## WHAT THIS TASK INVOLVES
Write the count of lines that contain the word "motum" and nothing else.

## DATASET
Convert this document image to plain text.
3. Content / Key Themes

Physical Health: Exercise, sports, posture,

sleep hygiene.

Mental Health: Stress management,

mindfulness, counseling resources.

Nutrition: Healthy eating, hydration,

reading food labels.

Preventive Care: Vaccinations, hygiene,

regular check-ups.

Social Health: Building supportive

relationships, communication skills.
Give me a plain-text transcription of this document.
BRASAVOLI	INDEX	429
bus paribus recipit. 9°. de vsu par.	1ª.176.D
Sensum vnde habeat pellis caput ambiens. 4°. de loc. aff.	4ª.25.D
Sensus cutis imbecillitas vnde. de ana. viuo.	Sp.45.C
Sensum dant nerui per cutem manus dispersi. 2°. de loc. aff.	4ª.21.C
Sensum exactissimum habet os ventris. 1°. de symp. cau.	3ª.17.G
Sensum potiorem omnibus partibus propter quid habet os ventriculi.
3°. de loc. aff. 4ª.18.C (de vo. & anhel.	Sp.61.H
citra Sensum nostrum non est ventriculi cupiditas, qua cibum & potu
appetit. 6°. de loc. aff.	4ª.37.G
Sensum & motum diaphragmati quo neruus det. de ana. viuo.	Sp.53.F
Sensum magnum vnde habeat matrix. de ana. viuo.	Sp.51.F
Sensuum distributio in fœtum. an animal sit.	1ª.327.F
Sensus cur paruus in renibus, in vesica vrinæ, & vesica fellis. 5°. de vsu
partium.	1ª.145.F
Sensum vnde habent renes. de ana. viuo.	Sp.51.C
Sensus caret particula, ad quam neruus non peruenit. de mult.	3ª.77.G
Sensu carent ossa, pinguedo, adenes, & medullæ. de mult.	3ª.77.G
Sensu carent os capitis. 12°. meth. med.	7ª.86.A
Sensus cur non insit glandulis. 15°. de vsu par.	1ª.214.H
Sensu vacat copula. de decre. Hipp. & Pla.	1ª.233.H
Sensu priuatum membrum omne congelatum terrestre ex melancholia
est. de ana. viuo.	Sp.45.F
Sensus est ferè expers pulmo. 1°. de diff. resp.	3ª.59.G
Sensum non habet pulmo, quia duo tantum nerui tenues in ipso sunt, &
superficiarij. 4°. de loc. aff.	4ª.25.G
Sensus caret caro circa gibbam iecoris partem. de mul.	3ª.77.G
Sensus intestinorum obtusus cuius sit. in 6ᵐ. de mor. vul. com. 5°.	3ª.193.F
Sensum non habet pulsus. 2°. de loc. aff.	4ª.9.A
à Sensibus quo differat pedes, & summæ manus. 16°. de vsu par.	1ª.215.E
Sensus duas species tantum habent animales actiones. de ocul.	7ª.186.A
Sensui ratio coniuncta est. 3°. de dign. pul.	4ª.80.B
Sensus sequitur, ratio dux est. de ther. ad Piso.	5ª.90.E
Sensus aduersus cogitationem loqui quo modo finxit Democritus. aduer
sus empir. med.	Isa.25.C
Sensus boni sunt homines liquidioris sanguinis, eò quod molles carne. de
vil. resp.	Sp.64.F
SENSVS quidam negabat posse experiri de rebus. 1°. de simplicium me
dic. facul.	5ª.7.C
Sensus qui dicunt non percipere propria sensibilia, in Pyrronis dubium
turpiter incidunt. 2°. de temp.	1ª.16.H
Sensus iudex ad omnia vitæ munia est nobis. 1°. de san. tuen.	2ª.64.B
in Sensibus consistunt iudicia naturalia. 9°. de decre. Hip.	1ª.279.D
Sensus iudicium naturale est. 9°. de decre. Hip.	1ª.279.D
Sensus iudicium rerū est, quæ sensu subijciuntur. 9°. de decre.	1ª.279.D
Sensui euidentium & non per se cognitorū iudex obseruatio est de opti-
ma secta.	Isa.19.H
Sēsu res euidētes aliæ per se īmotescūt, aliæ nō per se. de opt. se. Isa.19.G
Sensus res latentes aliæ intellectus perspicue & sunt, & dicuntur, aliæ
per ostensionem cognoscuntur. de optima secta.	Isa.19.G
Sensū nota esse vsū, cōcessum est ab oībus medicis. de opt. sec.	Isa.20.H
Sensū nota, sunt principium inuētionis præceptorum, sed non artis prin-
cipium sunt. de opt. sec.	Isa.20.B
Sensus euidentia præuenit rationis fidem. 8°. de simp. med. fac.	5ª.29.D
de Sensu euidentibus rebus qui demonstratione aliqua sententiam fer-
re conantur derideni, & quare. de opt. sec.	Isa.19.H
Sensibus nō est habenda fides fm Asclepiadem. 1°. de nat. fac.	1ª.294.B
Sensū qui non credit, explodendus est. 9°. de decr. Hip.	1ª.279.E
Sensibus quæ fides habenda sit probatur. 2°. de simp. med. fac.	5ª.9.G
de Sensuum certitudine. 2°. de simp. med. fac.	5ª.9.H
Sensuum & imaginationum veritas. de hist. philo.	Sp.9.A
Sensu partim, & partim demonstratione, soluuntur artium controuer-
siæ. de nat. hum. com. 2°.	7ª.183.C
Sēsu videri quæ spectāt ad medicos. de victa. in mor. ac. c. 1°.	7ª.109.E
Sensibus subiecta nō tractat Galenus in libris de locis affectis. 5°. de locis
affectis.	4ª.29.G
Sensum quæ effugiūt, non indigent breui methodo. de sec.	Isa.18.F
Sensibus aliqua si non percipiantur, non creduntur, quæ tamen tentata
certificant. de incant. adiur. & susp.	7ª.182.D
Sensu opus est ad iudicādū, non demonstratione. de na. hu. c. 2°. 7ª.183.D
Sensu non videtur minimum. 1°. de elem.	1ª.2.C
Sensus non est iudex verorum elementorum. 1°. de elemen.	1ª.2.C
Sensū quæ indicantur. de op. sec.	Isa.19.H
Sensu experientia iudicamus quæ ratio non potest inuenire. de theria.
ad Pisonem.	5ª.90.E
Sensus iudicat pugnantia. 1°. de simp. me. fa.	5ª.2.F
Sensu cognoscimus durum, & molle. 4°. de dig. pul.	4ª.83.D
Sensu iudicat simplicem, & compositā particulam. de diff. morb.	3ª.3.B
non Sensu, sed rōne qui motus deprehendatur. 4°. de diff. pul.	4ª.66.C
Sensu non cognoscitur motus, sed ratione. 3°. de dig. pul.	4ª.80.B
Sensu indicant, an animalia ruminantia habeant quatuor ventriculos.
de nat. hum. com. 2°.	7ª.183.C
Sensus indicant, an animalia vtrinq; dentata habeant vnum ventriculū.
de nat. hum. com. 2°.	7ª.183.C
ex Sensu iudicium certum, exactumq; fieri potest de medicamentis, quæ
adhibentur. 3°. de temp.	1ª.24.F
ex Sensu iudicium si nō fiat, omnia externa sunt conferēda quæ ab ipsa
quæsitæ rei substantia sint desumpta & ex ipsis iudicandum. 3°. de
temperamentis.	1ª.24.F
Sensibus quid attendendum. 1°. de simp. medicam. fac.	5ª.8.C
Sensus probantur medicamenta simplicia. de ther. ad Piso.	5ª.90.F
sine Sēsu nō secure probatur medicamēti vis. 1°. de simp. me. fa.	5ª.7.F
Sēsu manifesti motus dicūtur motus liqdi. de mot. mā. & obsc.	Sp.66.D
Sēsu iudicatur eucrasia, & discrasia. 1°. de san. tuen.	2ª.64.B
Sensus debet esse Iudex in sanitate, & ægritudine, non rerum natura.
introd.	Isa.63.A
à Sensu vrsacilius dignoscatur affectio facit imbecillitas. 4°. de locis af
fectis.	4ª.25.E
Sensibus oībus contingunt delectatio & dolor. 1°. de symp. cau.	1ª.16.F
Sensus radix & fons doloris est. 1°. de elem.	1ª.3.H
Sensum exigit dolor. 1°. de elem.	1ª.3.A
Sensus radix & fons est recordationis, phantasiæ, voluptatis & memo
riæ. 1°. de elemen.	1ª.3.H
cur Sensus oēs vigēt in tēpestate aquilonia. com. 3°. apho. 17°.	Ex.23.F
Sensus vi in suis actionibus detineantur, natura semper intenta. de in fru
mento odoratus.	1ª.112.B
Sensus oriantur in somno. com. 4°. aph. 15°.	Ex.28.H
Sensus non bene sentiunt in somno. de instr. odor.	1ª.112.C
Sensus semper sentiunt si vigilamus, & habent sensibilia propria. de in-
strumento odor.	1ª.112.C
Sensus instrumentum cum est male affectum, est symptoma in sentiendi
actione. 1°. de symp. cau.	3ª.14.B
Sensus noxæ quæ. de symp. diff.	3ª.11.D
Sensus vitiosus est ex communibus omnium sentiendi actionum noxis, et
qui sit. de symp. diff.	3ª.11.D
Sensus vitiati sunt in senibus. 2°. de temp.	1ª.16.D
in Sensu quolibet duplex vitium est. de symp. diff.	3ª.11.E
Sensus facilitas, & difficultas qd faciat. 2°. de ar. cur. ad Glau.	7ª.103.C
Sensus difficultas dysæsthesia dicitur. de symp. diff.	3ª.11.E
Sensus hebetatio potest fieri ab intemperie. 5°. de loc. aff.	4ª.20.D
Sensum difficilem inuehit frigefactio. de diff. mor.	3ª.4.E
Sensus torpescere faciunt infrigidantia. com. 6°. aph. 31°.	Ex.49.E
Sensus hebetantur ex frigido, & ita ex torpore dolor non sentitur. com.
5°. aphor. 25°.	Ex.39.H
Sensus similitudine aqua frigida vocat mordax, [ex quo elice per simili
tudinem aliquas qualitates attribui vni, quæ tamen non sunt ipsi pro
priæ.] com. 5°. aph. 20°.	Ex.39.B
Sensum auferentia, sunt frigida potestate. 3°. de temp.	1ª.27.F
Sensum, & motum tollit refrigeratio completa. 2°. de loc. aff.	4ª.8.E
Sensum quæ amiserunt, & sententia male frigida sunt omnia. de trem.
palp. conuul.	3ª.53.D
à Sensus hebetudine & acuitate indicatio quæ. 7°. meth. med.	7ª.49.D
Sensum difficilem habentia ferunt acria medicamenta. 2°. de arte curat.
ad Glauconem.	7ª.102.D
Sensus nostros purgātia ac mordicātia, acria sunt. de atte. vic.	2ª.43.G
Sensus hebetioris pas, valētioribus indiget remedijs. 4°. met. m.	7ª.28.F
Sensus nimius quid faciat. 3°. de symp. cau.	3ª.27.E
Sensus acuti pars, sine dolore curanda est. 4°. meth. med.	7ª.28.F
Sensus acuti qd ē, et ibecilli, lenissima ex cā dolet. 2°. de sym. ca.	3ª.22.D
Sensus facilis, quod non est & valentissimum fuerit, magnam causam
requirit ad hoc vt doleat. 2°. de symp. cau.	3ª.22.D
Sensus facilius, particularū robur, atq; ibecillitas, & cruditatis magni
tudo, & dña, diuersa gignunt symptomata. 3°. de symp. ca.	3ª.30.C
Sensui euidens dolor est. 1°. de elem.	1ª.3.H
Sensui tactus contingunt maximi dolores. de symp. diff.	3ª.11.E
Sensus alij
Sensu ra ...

## SOLUTION
2